━━━ Task material

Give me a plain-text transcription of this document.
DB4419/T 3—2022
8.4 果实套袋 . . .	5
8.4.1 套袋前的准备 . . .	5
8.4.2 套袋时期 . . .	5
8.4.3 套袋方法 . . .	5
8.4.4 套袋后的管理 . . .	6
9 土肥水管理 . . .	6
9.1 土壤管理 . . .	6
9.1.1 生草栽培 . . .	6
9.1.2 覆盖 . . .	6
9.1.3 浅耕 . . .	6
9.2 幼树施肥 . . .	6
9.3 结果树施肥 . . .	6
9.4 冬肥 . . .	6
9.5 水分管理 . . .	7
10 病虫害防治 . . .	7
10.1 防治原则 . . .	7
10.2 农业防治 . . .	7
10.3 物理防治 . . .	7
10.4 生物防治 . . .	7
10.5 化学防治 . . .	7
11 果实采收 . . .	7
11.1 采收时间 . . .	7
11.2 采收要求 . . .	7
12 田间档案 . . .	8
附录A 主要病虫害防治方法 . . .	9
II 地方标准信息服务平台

━━━━━━

What is expected — Every record above needs to be repeated word for word.

Answer to the exercise —
Give me a plain-text transcription of this document.
DB4419/T 3—2022
8.4 果实套袋 . . .	5
8.4.1 套袋前的准备 . . .	5
8.4.2 套袋时期 . . .	5
8.4.3 套袋方法 . . .	5
8.4.4 套袋后的管理 . . .	6
9 土肥水管理 . . .	6
9.1 土壤管理 . . .	6
9.1.1 生草栽培 . . .	6
9.1.2 覆盖 . . .	6
9.1.3 浅耕 . . .	6
9.2 幼树施肥 . . .	6
9.3 结果树施肥 . . .	6
9.4 冬肥 . . .	6
9.5 水分管理 . . .	7
10 病虫害防治 . . .	7
10.1 防治原则 . . .	7
10.2 农业防治 . . .	7
10.3 物理防治 . . .	7
10.4 生物防治 . . .	7
10.5 化学防治 . . .	7
11 果实采收 . . .	7
11.1 采收时间 . . .	7
11.2 采收要求 . . .	7
12 田间档案 . . .	8
附录A 主要病虫害防治方法 . . .	9
II 地方标准信息服务平台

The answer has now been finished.